==== Record set ====

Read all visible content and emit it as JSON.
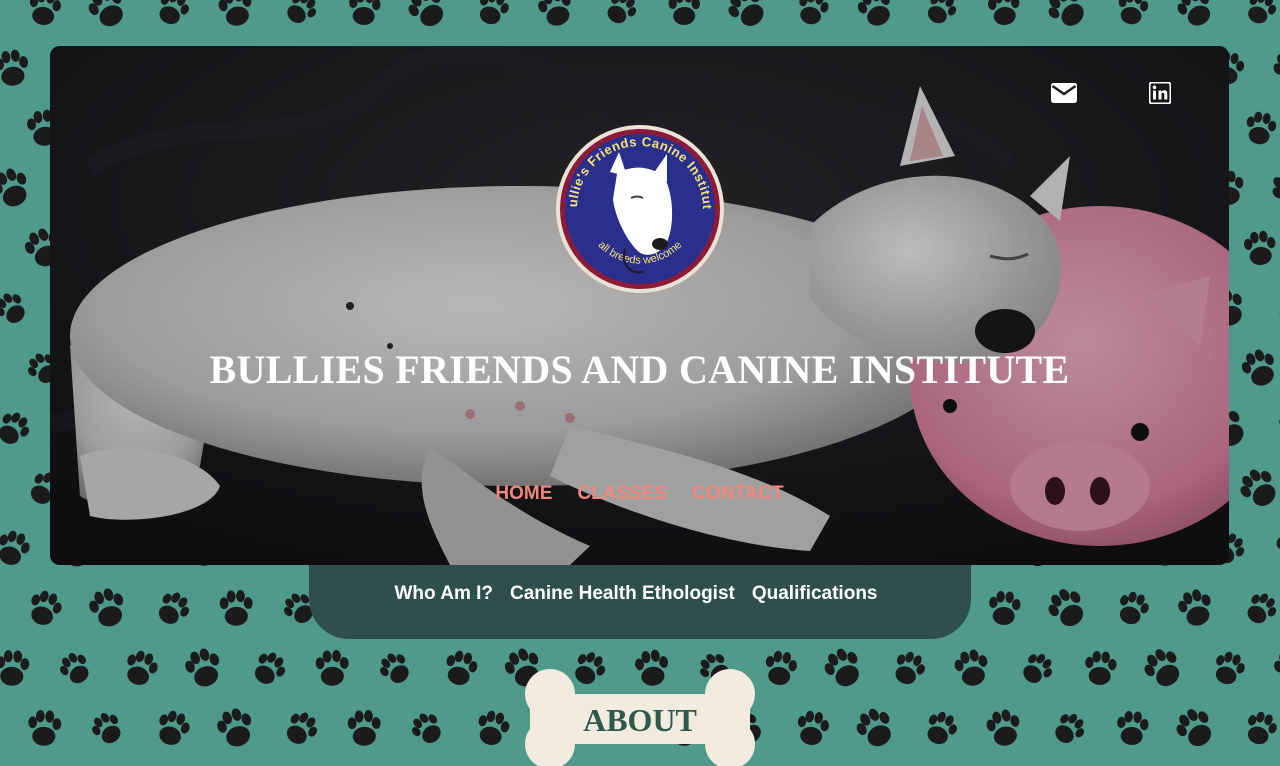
{
  "site": {
    "title": "BULLIES FRIENDS AND CANINE INSTITUTE"
  },
  "logo": {
    "top_text": "Bullie's Friends Canine Institute",
    "bottom_text": "all breeds welcome",
    "icon": "bull-terrier-icon"
  },
  "social": [
    {
      "name": "email",
      "icon": "envelope-icon"
    },
    {
      "name": "linkedin",
      "icon": "linkedin-icon"
    }
  ],
  "main_nav": [
    {
      "label": "HOME"
    },
    {
      "label": "CLASSES"
    },
    {
      "label": "CONTACT"
    }
  ],
  "sub_nav": [
    {
      "label": "Who Am I?"
    },
    {
      "label": "Canine Health Ethologist"
    },
    {
      "label": "Qualifications"
    }
  ],
  "section": {
    "heading": "ABOUT"
  },
  "colors": {
    "background": "#4f9a8a",
    "paw_prints": "#1b1b1b",
    "nav_link": "#f0877c",
    "sub_nav_bg": "#2f4f4d",
    "bone": "#f3ebe0",
    "heading": "#2c5a4e",
    "logo_blue": "#2b2f8c",
    "logo_ring": "#8c1b3a"
  }
}
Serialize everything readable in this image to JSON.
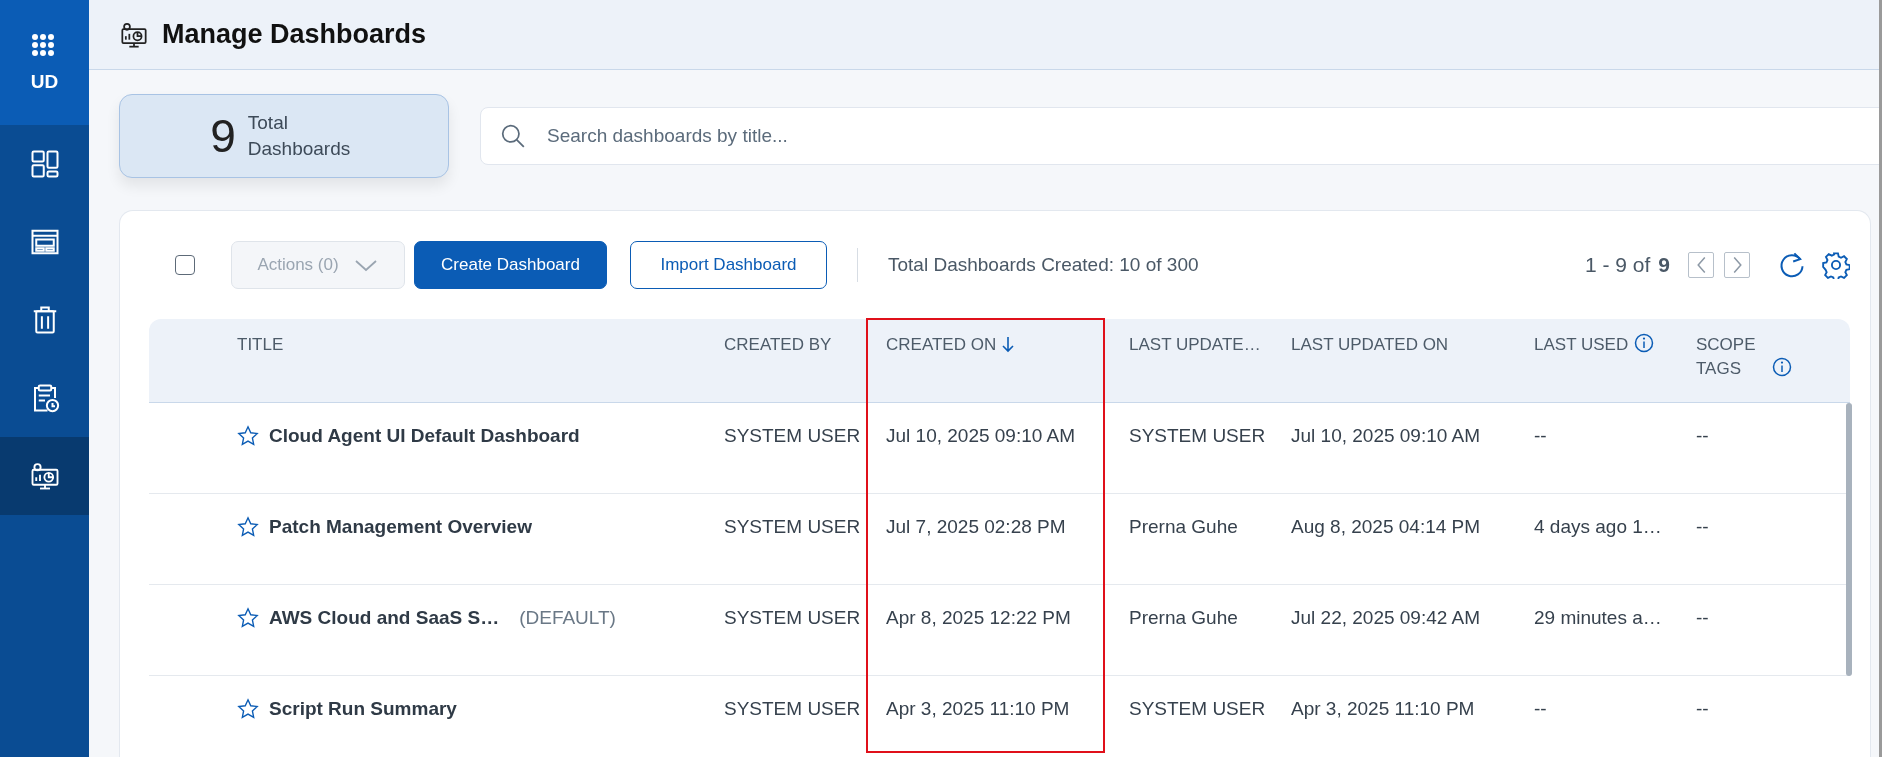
{
  "sidebar": {
    "brand": "UD",
    "items": [
      {
        "kind": "layout",
        "selected": false
      },
      {
        "kind": "window",
        "selected": false
      },
      {
        "kind": "trash",
        "selected": false
      },
      {
        "kind": "report",
        "selected": false
      },
      {
        "kind": "manage",
        "selected": true
      }
    ]
  },
  "header": {
    "title": "Manage Dashboards"
  },
  "summary": {
    "count": "9",
    "label": "Total Dashboards"
  },
  "search": {
    "placeholder": "Search dashboards by title..."
  },
  "toolbar": {
    "select_all_checked": false,
    "actions": {
      "label": "Actions (0)",
      "disabled": true
    },
    "create_button": "Create Dashboard",
    "import_button": "Import Dashboard",
    "quota": "Total Dashboards Created: 10 of 300",
    "range": "1 - 9 of",
    "total": "9"
  },
  "table": {
    "columns": [
      {
        "label": "TITLE",
        "sorted": false,
        "info": false,
        "highlighted": false
      },
      {
        "label": "CREATED BY",
        "sorted": false,
        "info": false,
        "highlighted": false
      },
      {
        "label": "CREATED ON",
        "sorted": true,
        "info": false,
        "highlighted": true
      },
      {
        "label": "LAST UPDATE…",
        "sorted": false,
        "info": false,
        "highlighted": false
      },
      {
        "label": "LAST UPDATED ON",
        "sorted": false,
        "info": false,
        "highlighted": false
      },
      {
        "label": "LAST USED",
        "sorted": false,
        "info": true,
        "highlighted": false
      },
      {
        "label": "SCOPE TAGS",
        "sorted": false,
        "info": true,
        "highlighted": false
      }
    ],
    "rows": [
      {
        "starred": false,
        "title": "Cloud Agent UI Default Dashboard",
        "created_by": "SYSTEM USER",
        "created_on": "Jul 10, 2025 09:10 AM",
        "last_updated_by": "SYSTEM USER",
        "last_updated_on": "Jul 10, 2025 09:10 AM",
        "last_used": "--",
        "scope_tags": "--"
      },
      {
        "starred": false,
        "title": "Patch Management Overview",
        "created_by": "SYSTEM USER",
        "created_on": "Jul 7, 2025 02:28 PM",
        "last_updated_by": "Prerna Guhe",
        "last_updated_on": "Aug 8, 2025 04:14 PM",
        "last_used": "4 days ago 1…",
        "scope_tags": "--"
      },
      {
        "starred": false,
        "title": "AWS Cloud and SaaS S…",
        "tag": "(DEFAULT)",
        "created_by": "SYSTEM USER",
        "created_on": "Apr 8, 2025 12:22 PM",
        "last_updated_by": "Prerna Guhe",
        "last_updated_on": "Jul 22, 2025 09:42 AM",
        "last_used": "29 minutes a…",
        "scope_tags": "--"
      },
      {
        "starred": false,
        "title": "Script Run Summary",
        "created_by": "SYSTEM USER",
        "created_on": "Apr 3, 2025 11:10 PM",
        "last_updated_by": "SYSTEM USER",
        "last_updated_on": "Apr 3, 2025 11:10 PM",
        "last_used": "--",
        "scope_tags": "--"
      }
    ]
  }
}
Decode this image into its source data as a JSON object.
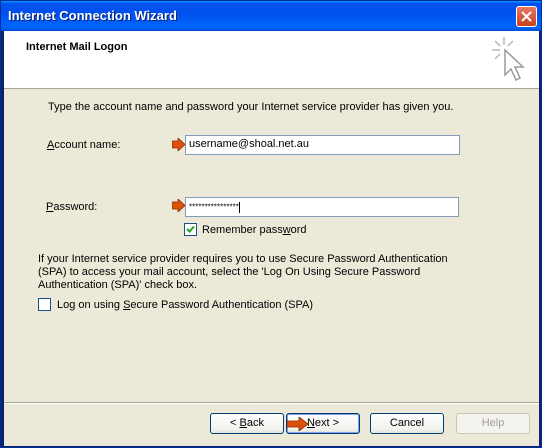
{
  "window": {
    "title": "Internet Connection Wizard",
    "close_label": "×"
  },
  "header": {
    "title": "Internet Mail Logon"
  },
  "content": {
    "instruction": "Type the account name and password your Internet service provider has given you.",
    "account_label_first": "A",
    "account_label_rest": "ccount name:",
    "account_value": "username@shoal.net.au",
    "password_label_first": "P",
    "password_label_rest": "assword:",
    "password_value": "****************",
    "remember_label_before": "Remember pass",
    "remember_label_accel": "w",
    "remember_label_after": "ord",
    "remember_checked": true,
    "spa_info_line1": "If your Internet service provider requires you to use Secure Password Authentication",
    "spa_info_line2": "(SPA) to access your mail account, select the 'Log On Using Secure Password",
    "spa_info_line3": "Authentication (SPA)' check box.",
    "spa_label_before": "Log on using ",
    "spa_label_accel": "S",
    "spa_label_after": "ecure Password Authentication (SPA)",
    "spa_checked": false
  },
  "buttons": {
    "back_prefix": "< ",
    "back_accel": "B",
    "back_rest": "ack",
    "next_accel": "N",
    "next_rest": "ext >",
    "cancel": "Cancel",
    "help": "Help"
  },
  "colors": {
    "marker": "#e0500a"
  }
}
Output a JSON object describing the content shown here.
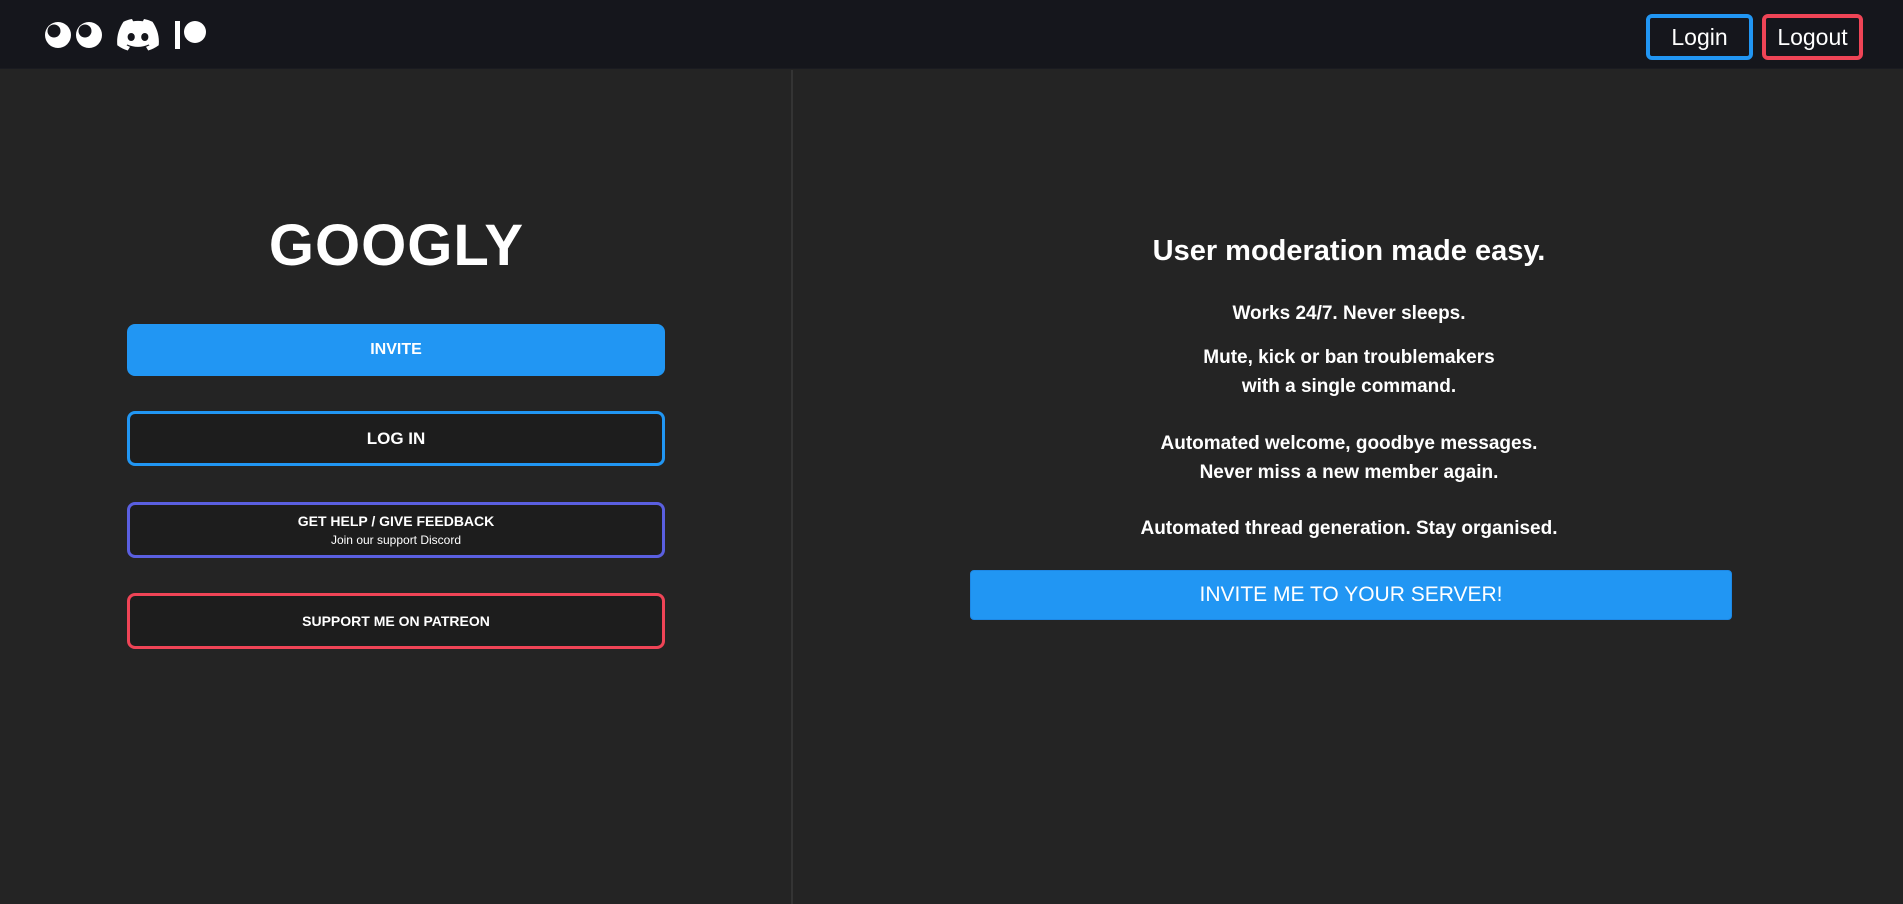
{
  "nav": {
    "icons": [
      "googly-eyes-icon",
      "discord-icon",
      "patreon-icon"
    ],
    "login_label": "Login",
    "logout_label": "Logout"
  },
  "left": {
    "title": "GOOGLY",
    "invite_label": "INVITE",
    "login_label": "LOG IN",
    "help_label": "GET HELP / GIVE FEEDBACK",
    "help_sublabel": "Join our support Discord",
    "patreon_label": "SUPPORT ME ON PATREON"
  },
  "right": {
    "headline": "User moderation made easy.",
    "features": [
      [
        "Works 24/7. Never sleeps."
      ],
      [
        "Mute, kick or ban troublemakers",
        "with a single command."
      ],
      [
        "Automated welcome, goodbye messages.",
        "Never miss a new member again."
      ],
      [
        "Automated thread generation. Stay organised."
      ]
    ],
    "cta_label": "INVITE ME TO YOUR SERVER!"
  },
  "colors": {
    "background": "#242424",
    "topbar": "#15161c",
    "primary_blue": "#2196f3",
    "discord_purple": "#5a5fe0",
    "patreon_red": "#ef4456"
  }
}
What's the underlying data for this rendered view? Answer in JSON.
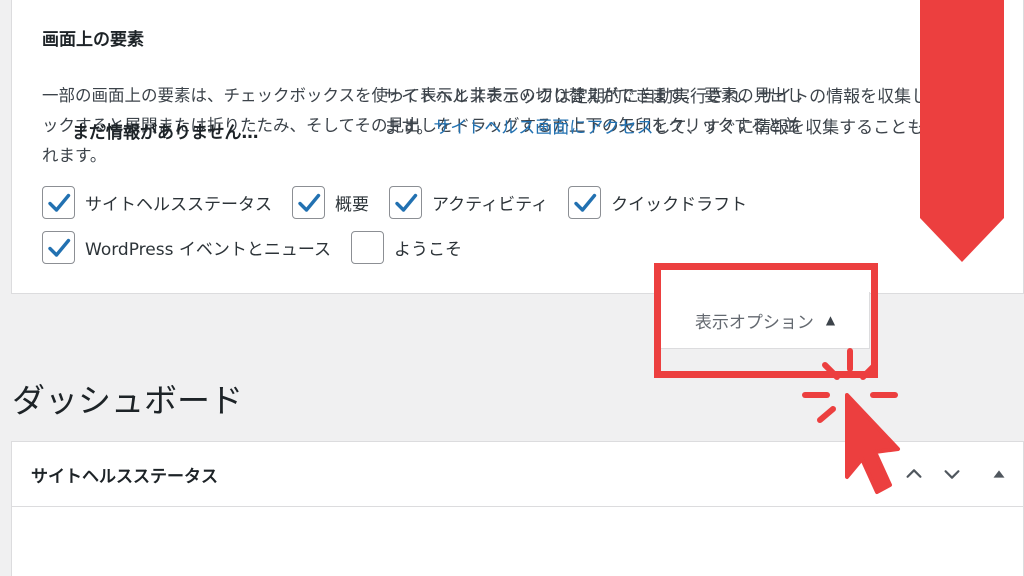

====

■ Challenge: Do not include pictures. Copy only the lines running from the line with "Output a JSON" through the last line of the records, exactly as they appear.

■ Task result:
Output a JSON object describing the content shown here.
{
  "nav": {
    "icons": [
      "googly-eyes-icon",
      "discord-icon",
      "patreon-icon"
    ],
    "login_label": "Login",
    "logout_label": "Logout"
  },
  "left": {
    "title": "GOOGLY",
    "invite_label": "INVITE",
    "login_label": "LOG IN",
    "help_label": "GET HELP / GIVE FEEDBACK",
    "help_sublabel": "Join our support Discord",
    "patreon_label": "SUPPORT ME ON PATREON"
  },
  "right": {
    "headline": "User moderation made easy.",
    "features": [
      [
        "Works 24/7. Never sleeps."
      ],
      [
        "Mute, kick or ban troublemakers",
        "with a single command."
      ],
      [
        "Automated welcome, goodbye messages.",
        "Never miss a new member again."
      ],
      [
        "Automated thread generation. Stay organised."
      ]
    ],
    "cta_label": "INVITE ME TO YOUR SERVER!"
  },
  "colors": {
    "background": "#242424",
    "topbar": "#15161c",
    "primary_blue": "#2196f3",
    "discord_purple": "#5a5fe0",
    "patreon_red": "#ef4456"
  }
}
What's the underlying data for this rendered view? Answer in JSON.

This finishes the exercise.